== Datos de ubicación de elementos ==
+--
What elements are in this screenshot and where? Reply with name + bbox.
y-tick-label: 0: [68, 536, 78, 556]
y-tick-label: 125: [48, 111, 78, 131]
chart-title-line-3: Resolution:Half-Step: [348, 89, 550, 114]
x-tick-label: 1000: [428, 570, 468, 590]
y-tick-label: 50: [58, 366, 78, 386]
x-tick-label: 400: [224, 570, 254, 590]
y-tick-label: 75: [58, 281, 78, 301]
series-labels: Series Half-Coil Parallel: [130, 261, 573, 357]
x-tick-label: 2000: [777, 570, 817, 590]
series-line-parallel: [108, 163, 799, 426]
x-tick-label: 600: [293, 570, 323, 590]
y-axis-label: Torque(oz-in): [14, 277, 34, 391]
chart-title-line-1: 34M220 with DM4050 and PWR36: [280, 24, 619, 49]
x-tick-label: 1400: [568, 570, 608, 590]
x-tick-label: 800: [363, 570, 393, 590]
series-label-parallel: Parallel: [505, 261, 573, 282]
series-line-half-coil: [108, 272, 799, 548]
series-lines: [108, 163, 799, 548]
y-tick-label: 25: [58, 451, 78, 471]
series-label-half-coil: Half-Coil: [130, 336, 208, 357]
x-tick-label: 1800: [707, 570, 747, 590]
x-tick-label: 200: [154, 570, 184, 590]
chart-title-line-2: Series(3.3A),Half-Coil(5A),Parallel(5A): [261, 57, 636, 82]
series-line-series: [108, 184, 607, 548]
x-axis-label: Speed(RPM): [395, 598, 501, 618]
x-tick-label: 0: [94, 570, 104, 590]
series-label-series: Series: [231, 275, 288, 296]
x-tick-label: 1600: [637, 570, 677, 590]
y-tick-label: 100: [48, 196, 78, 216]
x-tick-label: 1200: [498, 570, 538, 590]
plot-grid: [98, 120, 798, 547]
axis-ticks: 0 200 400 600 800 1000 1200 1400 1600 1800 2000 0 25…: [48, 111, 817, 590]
+--
== Descripción del ejercicio ==
Reproduce textualmente el tramo que va desde el comienzo de las entradas hasta la línea que contiene "x-tick-label: 1000: [428, 570, 468, 590]", con ambos extremos incluidos.

== Resultado correcto ==
What elements are in this screenshot and where? Reply with name + bbox.
y-tick-label: 0: [68, 536, 78, 556]
y-tick-label: 125: [48, 111, 78, 131]
chart-title-line-3: Resolution:Half-Step: [348, 89, 550, 114]
x-tick-label: 1000: [428, 570, 468, 590]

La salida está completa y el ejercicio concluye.